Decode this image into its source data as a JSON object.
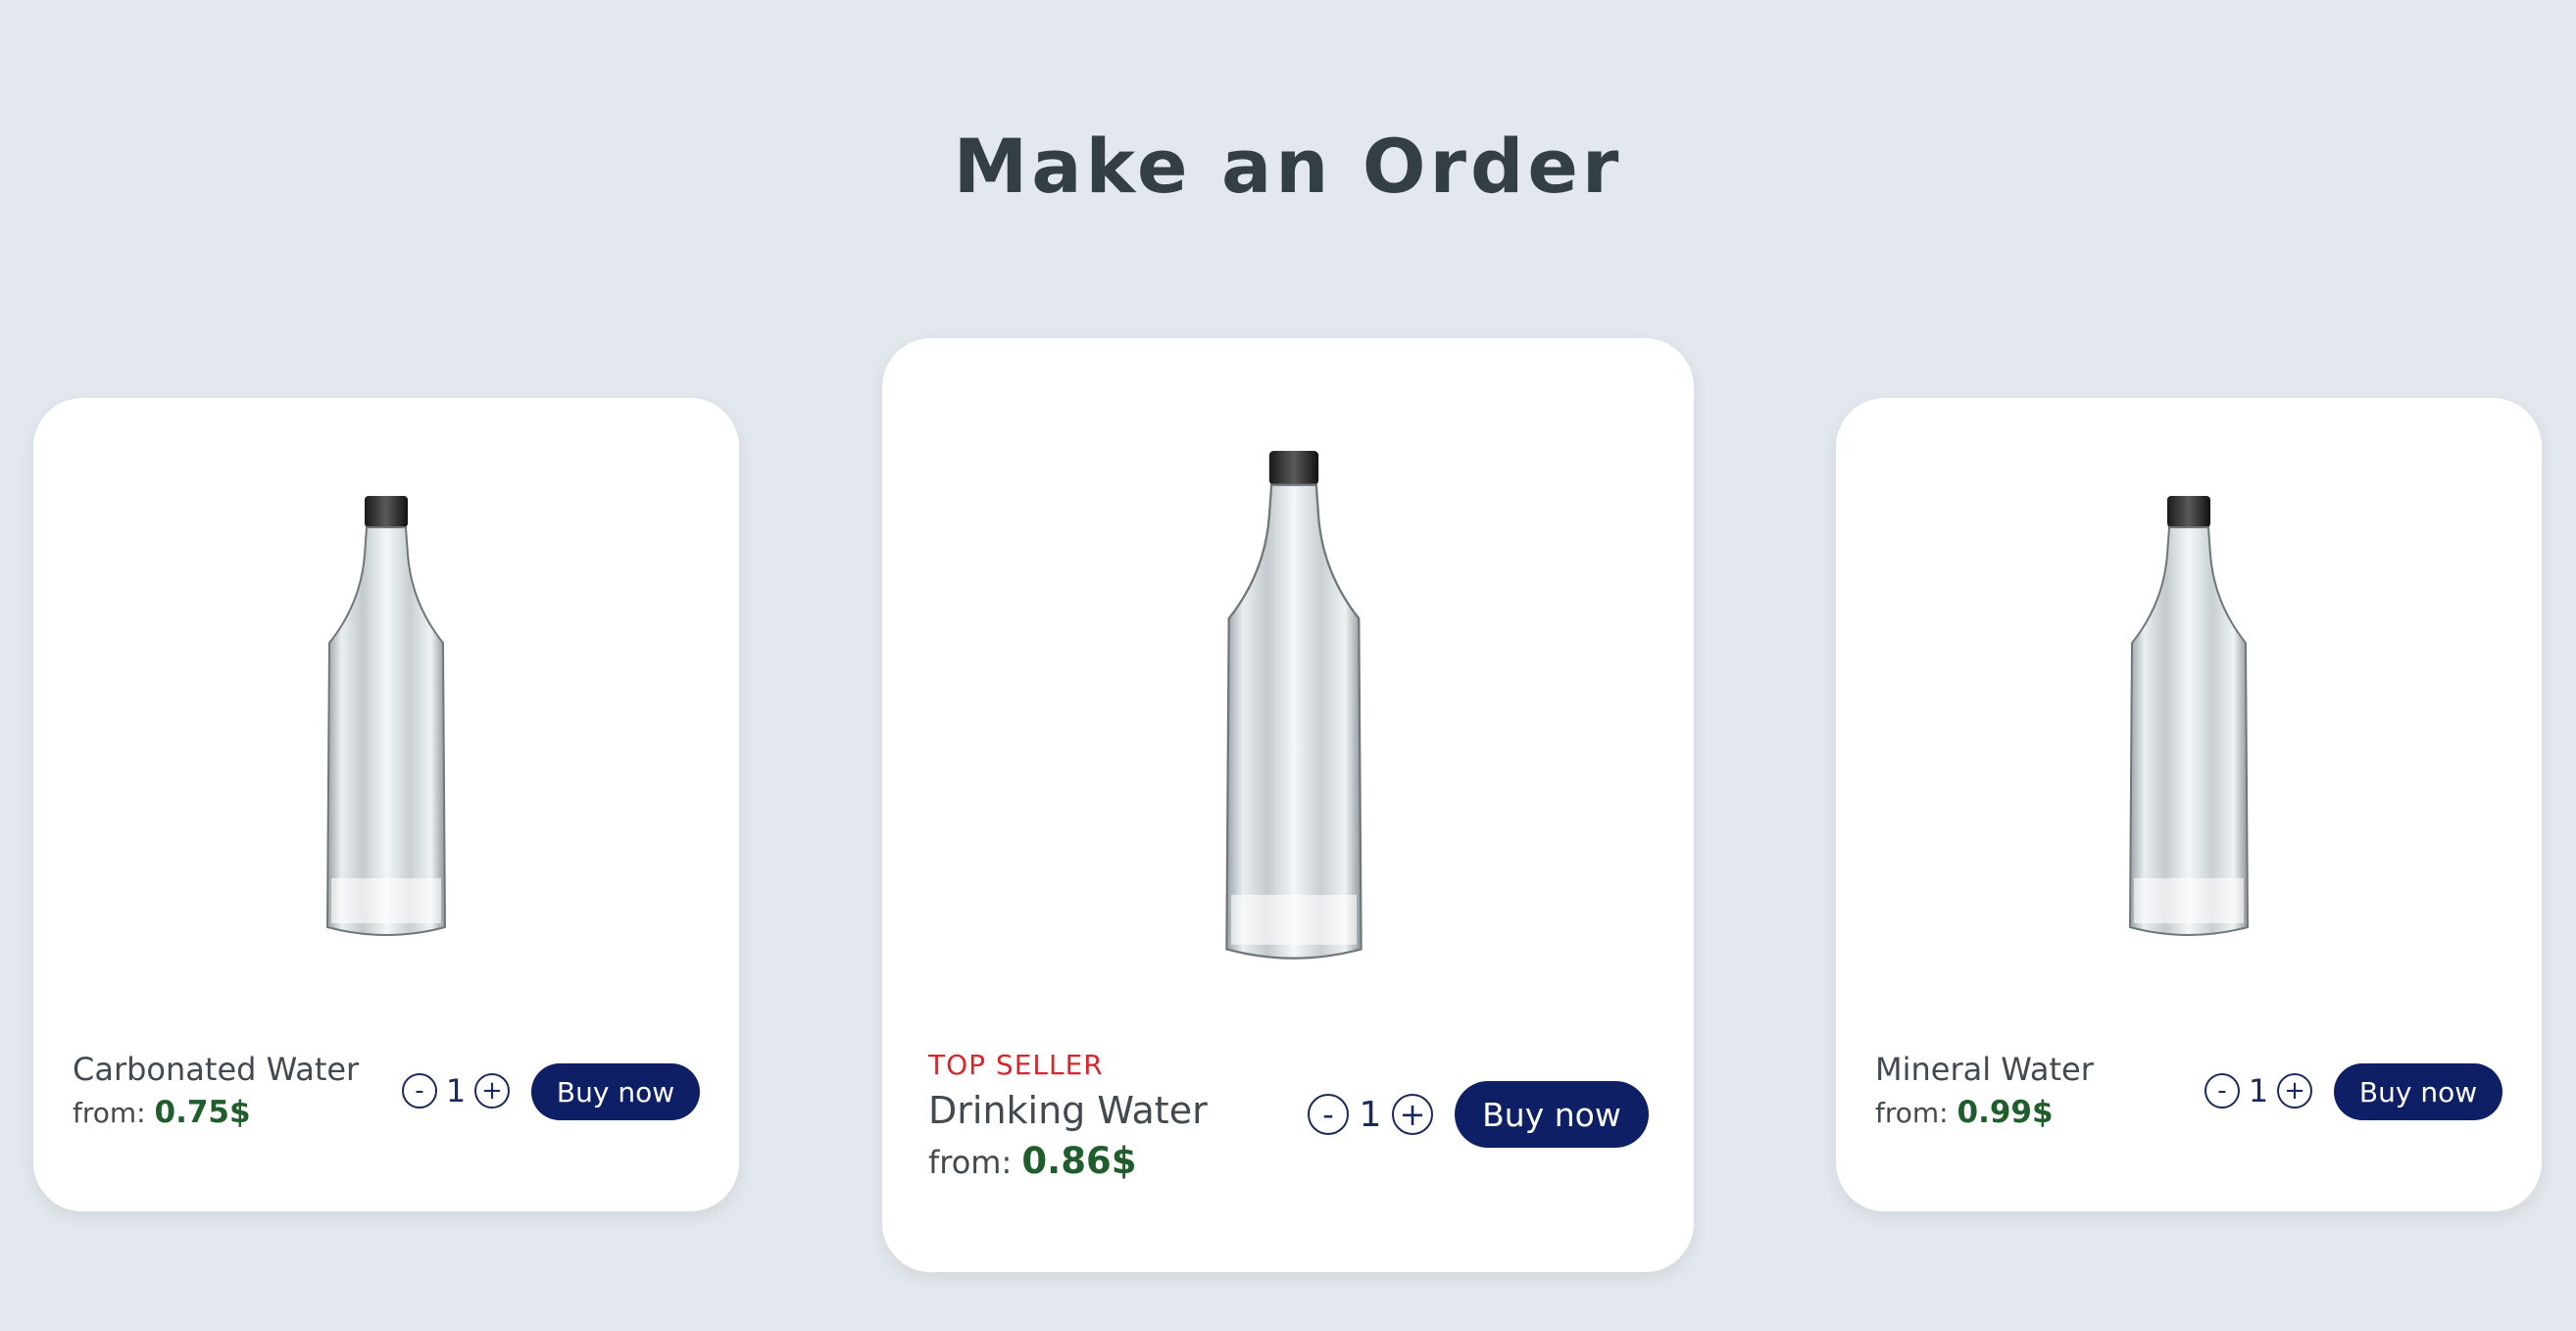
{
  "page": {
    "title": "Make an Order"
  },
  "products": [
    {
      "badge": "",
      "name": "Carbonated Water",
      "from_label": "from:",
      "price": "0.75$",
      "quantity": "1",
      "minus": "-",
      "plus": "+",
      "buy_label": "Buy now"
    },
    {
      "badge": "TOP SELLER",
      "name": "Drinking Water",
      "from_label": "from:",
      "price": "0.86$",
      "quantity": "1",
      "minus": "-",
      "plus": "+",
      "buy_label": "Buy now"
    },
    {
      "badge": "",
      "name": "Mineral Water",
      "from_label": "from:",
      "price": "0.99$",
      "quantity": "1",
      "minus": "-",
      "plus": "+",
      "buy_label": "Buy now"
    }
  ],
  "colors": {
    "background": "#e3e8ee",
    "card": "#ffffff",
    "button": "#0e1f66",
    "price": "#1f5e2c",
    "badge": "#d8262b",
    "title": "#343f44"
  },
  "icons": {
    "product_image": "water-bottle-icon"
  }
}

···

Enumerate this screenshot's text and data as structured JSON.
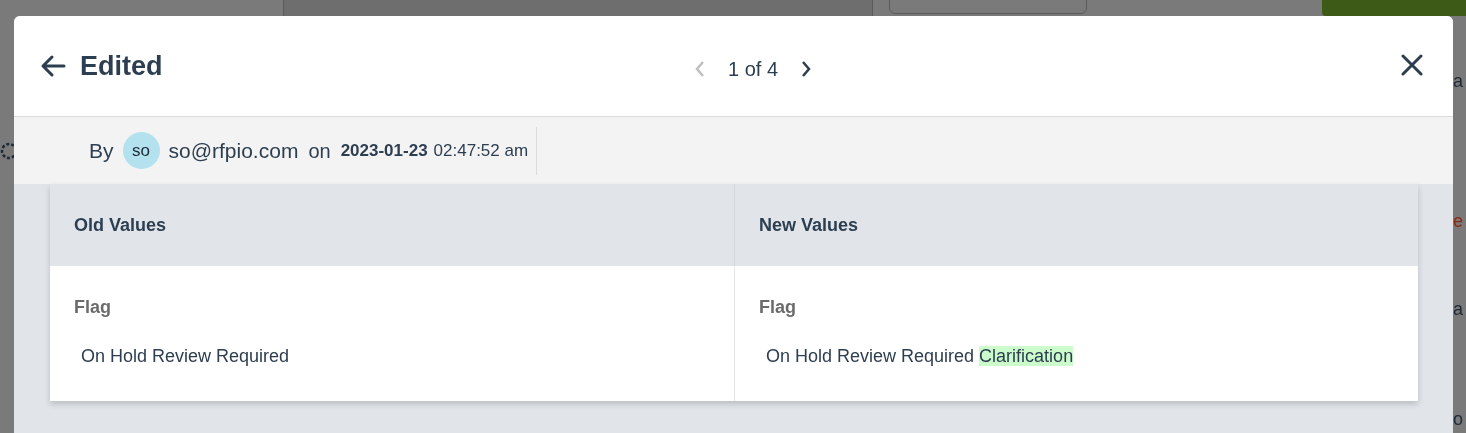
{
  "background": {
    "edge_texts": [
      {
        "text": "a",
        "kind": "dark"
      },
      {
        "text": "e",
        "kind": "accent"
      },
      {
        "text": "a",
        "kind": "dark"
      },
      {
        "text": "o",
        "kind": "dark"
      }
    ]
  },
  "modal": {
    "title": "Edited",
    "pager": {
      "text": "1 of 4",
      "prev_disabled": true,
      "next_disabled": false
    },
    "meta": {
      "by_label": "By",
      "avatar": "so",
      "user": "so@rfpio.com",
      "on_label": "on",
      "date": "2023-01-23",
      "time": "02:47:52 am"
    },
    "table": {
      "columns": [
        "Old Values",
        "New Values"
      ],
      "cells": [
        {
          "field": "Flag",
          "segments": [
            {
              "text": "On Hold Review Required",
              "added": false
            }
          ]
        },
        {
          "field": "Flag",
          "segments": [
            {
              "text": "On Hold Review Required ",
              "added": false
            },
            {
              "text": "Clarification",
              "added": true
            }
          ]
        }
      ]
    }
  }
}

···

**THE TASK:**
Check each line of the records above for the word "this", then give the number of lines that have it, with no other words.

**FULL SOLUTION:**
2